(Records from a data collection)
>>>
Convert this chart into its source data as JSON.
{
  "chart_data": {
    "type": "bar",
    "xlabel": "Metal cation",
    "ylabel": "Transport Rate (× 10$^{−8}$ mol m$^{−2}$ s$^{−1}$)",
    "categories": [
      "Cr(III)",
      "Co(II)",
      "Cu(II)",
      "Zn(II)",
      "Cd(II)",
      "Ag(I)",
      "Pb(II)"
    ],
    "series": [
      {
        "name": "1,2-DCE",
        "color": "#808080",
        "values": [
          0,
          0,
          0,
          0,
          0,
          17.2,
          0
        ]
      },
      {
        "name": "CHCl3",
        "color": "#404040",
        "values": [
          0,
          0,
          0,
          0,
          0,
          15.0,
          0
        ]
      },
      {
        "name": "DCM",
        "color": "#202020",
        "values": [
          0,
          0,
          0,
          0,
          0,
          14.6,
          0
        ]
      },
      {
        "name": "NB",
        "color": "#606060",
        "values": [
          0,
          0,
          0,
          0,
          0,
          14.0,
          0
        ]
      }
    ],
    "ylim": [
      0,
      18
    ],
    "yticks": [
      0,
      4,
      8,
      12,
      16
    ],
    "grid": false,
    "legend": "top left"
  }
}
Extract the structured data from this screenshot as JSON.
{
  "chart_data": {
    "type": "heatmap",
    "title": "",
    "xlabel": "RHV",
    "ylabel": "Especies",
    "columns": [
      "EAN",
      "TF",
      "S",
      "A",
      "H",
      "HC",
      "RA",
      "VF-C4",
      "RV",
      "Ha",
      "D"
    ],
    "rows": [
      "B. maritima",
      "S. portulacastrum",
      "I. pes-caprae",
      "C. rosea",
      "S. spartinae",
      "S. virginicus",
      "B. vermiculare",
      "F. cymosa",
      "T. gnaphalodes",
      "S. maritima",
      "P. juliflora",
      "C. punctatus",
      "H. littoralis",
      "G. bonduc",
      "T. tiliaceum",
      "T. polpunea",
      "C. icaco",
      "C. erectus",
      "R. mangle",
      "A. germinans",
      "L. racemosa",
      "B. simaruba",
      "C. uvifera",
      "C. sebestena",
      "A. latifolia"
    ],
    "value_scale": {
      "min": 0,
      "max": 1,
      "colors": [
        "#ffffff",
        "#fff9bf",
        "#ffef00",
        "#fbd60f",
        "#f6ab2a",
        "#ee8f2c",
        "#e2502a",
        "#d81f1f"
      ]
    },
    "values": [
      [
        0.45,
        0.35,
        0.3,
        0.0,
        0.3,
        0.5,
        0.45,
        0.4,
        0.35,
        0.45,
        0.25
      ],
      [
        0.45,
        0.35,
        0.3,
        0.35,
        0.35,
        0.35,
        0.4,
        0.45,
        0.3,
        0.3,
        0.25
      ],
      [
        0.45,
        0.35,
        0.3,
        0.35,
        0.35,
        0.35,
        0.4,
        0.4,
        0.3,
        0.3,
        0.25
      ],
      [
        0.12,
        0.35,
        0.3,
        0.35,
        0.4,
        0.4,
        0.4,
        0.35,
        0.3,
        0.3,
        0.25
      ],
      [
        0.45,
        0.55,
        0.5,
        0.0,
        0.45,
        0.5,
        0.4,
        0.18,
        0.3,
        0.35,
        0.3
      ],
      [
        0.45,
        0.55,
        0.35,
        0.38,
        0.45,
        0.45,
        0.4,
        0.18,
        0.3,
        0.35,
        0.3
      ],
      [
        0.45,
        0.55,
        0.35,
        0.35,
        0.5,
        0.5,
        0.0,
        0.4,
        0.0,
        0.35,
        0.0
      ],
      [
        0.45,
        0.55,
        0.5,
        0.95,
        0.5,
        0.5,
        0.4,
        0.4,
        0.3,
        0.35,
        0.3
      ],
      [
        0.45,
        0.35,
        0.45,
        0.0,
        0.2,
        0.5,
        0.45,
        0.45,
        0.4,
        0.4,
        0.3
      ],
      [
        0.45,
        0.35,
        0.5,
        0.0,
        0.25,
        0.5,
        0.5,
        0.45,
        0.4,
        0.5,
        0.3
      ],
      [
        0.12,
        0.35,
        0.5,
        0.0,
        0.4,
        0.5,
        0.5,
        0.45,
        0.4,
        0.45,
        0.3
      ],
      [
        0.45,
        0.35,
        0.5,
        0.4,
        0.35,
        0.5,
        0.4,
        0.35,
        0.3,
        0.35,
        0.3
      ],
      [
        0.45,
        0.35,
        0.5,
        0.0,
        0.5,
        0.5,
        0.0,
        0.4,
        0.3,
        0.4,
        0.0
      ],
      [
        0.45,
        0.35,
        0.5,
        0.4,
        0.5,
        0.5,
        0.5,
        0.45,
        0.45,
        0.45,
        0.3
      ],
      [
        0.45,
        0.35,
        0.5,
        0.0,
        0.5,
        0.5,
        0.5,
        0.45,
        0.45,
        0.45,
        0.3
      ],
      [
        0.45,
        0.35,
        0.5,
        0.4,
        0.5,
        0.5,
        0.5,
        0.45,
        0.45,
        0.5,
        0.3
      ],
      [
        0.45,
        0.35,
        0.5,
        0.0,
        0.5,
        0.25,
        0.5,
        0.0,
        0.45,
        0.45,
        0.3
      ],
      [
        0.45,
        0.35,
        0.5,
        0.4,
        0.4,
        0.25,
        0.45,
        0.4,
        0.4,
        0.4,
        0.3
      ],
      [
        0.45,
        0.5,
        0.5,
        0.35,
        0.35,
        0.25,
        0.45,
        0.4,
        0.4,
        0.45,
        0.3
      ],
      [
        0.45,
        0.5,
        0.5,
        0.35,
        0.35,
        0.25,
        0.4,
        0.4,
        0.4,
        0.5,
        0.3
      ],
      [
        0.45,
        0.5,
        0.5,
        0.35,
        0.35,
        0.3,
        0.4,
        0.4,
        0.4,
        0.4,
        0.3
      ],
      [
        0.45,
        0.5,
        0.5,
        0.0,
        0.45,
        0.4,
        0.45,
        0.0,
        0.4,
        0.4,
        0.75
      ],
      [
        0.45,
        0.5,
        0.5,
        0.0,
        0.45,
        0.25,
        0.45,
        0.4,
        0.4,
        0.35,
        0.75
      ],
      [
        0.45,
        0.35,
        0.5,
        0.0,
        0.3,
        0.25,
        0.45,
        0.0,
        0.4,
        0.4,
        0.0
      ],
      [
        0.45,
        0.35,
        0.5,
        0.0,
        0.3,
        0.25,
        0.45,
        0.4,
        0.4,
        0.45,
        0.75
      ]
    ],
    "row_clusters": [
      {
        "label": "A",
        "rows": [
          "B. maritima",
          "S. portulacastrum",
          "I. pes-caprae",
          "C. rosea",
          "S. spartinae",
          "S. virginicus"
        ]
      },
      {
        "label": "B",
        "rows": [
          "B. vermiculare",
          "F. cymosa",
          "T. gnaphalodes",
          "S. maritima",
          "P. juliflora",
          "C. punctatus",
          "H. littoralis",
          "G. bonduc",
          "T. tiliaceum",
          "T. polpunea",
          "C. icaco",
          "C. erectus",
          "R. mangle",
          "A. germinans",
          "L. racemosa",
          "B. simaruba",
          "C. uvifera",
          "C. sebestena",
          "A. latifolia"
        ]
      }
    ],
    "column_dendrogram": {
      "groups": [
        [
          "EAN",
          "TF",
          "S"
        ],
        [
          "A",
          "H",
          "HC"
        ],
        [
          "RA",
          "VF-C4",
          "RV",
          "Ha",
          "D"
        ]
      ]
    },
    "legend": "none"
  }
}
<<<
## What is required
Give the records above again, word for word.

## Response for this exercise
Convert this chart into its source data as JSON.
{
  "chart_data": {
    "type": "bar",
    "xlabel": "Metal cation",
    "ylabel": "Transport Rate (× 10$^{−8}$ mol m$^{−2}$ s$^{−1}$)",
    "categories": [
      "Cr(III)",
      "Co(II)",
      "Cu(II)",
      "Zn(II)",
      "Cd(II)",
      "Ag(I)",
      "Pb(II)"
    ],
    "series": [
      {
        "name": "1,2-DCE",
        "color": "#808080",
        "values": [
          0,
          0,
          0,
          0,
          0,
          17.2,
          0
        ]
      },
      {
        "name": "CHCl3",
        "color": "#404040",
        "values": [
          0,
          0,
          0,
          0,
          0,
          15.0,
          0
        ]
      },
      {
        "name": "DCM",
        "color": "#202020",
        "values": [
          0,
          0,
          0,
          0,
          0,
          14.6,
          0
        ]
      },
      {
        "name": "NB",
        "color": "#606060",
        "values": [
          0,
          0,
          0,
          0,
          0,
          14.0,
          0
        ]
      }
    ],
    "ylim": [
      0,
      18
    ],
    "yticks": [
      0,
      4,
      8,
      12,
      16
    ],
    "grid": false,
    "legend": "top left"
  }
}
Extract the structured data from this screenshot as JSON.
{
  "chart_data": {
    "type": "heatmap",
    "title": "",
    "xlabel": "RHV",
    "ylabel": "Especies",
    "columns": [
      "EAN",
      "TF",
      "S",
      "A",
      "H",
      "HC",
      "RA",
      "VF-C4",
      "RV",
      "Ha",
      "D"
    ],
    "rows": [
      "B. maritima",
      "S. portulacastrum",
      "I. pes-caprae",
      "C. rosea",
      "S. spartinae",
      "S. virginicus",
      "B. vermiculare",
      "F. cymosa",
      "T. gnaphalodes",
      "S. maritima",
      "P. juliflora",
      "C. punctatus",
      "H. littoralis",
      "G. bonduc",
      "T. tiliaceum",
      "T. polpunea",
      "C. icaco",
      "C. erectus",
      "R. mangle",
      "A. germinans",
      "L. racemosa",
      "B. simaruba",
      "C. uvifera",
      "C. sebestena",
      "A. latifolia"
    ],
    "value_scale": {
      "min": 0,
      "max": 1,
      "colors": [
        "#ffffff",
        "#fff9bf",
        "#ffef00",
        "#fbd60f",
        "#f6ab2a",
        "#ee8f2c",
        "#e2502a",
        "#d81f1f"
      ]
    },
    "values": [
      [
        0.45,
        0.35,
        0.3,
        0.0,
        0.3,
        0.5,
        0.45,
        0.4,
        0.35,
        0.45,
        0.25
      ],
      [
        0.45,
        0.35,
        0.3,
        0.35,
        0.35,
        0.35,
        0.4,
        0.45,
        0.3,
        0.3,
        0.25
      ],
      [
        0.45,
        0.35,
        0.3,
        0.35,
        0.35,
        0.35,
        0.4,
        0.4,
        0.3,
        0.3,
        0.25
      ],
      [
        0.12,
        0.35,
        0.3,
        0.35,
        0.4,
        0.4,
        0.4,
        0.35,
        0.3,
        0.3,
        0.25
      ],
      [
        0.45,
        0.55,
        0.5,
        0.0,
        0.45,
        0.5,
        0.4,
        0.18,
        0.3,
        0.35,
        0.3
      ],
      [
        0.45,
        0.55,
        0.35,
        0.38,
        0.45,
        0.45,
        0.4,
        0.18,
        0.3,
        0.35,
        0.3
      ],
      [
        0.45,
        0.55,
        0.35,
        0.35,
        0.5,
        0.5,
        0.0,
        0.4,
        0.0,
        0.35,
        0.0
      ],
      [
        0.45,
        0.55,
        0.5,
        0.95,
        0.5,
        0.5,
        0.4,
        0.4,
        0.3,
        0.35,
        0.3
      ],
      [
        0.45,
        0.35,
        0.45,
        0.0,
        0.2,
        0.5,
        0.45,
        0.45,
        0.4,
        0.4,
        0.3
      ],
      [
        0.45,
        0.35,
        0.5,
        0.0,
        0.25,
        0.5,
        0.5,
        0.45,
        0.4,
        0.5,
        0.3
      ],
      [
        0.12,
        0.35,
        0.5,
        0.0,
        0.4,
        0.5,
        0.5,
        0.45,
        0.4,
        0.45,
        0.3
      ],
      [
        0.45,
        0.35,
        0.5,
        0.4,
        0.35,
        0.5,
        0.4,
        0.35,
        0.3,
        0.35,
        0.3
      ],
      [
        0.45,
        0.35,
        0.5,
        0.0,
        0.5,
        0.5,
        0.0,
        0.4,
        0.3,
        0.4,
        0.0
      ],
      [
        0.45,
        0.35,
        0.5,
        0.4,
        0.5,
        0.5,
        0.5,
        0.45,
        0.45,
        0.45,
        0.3
      ],
      [
        0.45,
        0.35,
        0.5,
        0.0,
        0.5,
        0.5,
        0.5,
        0.45,
        0.45,
        0.45,
        0.3
      ],
      [
        0.45,
        0.35,
        0.5,
        0.4,
        0.5,
        0.5,
        0.5,
        0.45,
        0.45,
        0.5,
        0.3
      ],
      [
        0.45,
        0.35,
        0.5,
        0.0,
        0.5,
        0.25,
        0.5,
        0.0,
        0.45,
        0.45,
        0.3
      ],
      [
        0.45,
        0.35,
        0.5,
        0.4,
        0.4,
        0.25,
        0.45,
        0.4,
        0.4,
        0.4,
        0.3
      ],
      [
        0.45,
        0.5,
        0.5,
        0.35,
        0.35,
        0.25,
        0.45,
        0.4,
        0.4,
        0.45,
        0.3
      ],
      [
        0.45,
        0.5,
        0.5,
        0.35,
        0.35,
        0.25,
        0.4,
        0.4,
        0.4,
        0.5,
        0.3
      ],
      [
        0.45,
        0.5,
        0.5,
        0.35,
        0.35,
        0.3,
        0.4,
        0.4,
        0.4,
        0.4,
        0.3
      ],
      [
        0.45,
        0.5,
        0.5,
        0.0,
        0.45,
        0.4,
        0.45,
        0.0,
        0.4,
        0.4,
        0.75
      ],
      [
        0.45,
        0.5,
        0.5,
        0.0,
        0.45,
        0.25,
        0.45,
        0.4,
        0.4,
        0.35,
        0.75
      ],
      [
        0.45,
        0.35,
        0.5,
        0.0,
        0.3,
        0.25,
        0.45,
        0.0,
        0.4,
        0.4,
        0.0
      ],
      [
        0.45,
        0.35,
        0.5,
        0.0,
        0.3,
        0.25,
        0.45,
        0.4,
        0.4,
        0.45,
        0.75
      ]
    ],
    "row_clusters": [
      {
        "label": "A",
        "rows": [
          "B. maritima",
          "S. portulacastrum",
          "I. pes-caprae",
          "C. rosea",
          "S. spartinae",
          "S. virginicus"
        ]
      },
      {
        "label": "B",
        "rows": [
          "B. vermiculare",
          "F. cymosa",
          "T. gnaphalodes",
          "S. maritima",
          "P. juliflora",
          "C. punctatus",
          "H. littoralis",
          "G. bonduc",
          "T. tiliaceum",
          "T. polpunea",
          "C. icaco",
          "C. erectus",
          "R. mangle",
          "A. germinans",
          "L. racemosa",
          "B. simaruba",
          "C. uvifera",
          "C. sebestena",
          "A. latifolia"
        ]
      }
    ],
    "column_dendrogram": {
      "groups": [
        [
          "EAN",
          "TF",
          "S"
        ],
        [
          "A",
          "H",
          "HC"
        ],
        [
          "RA",
          "VF-C4",
          "RV",
          "Ha",
          "D"
        ]
      ]
    },
    "legend": "none"
  }
}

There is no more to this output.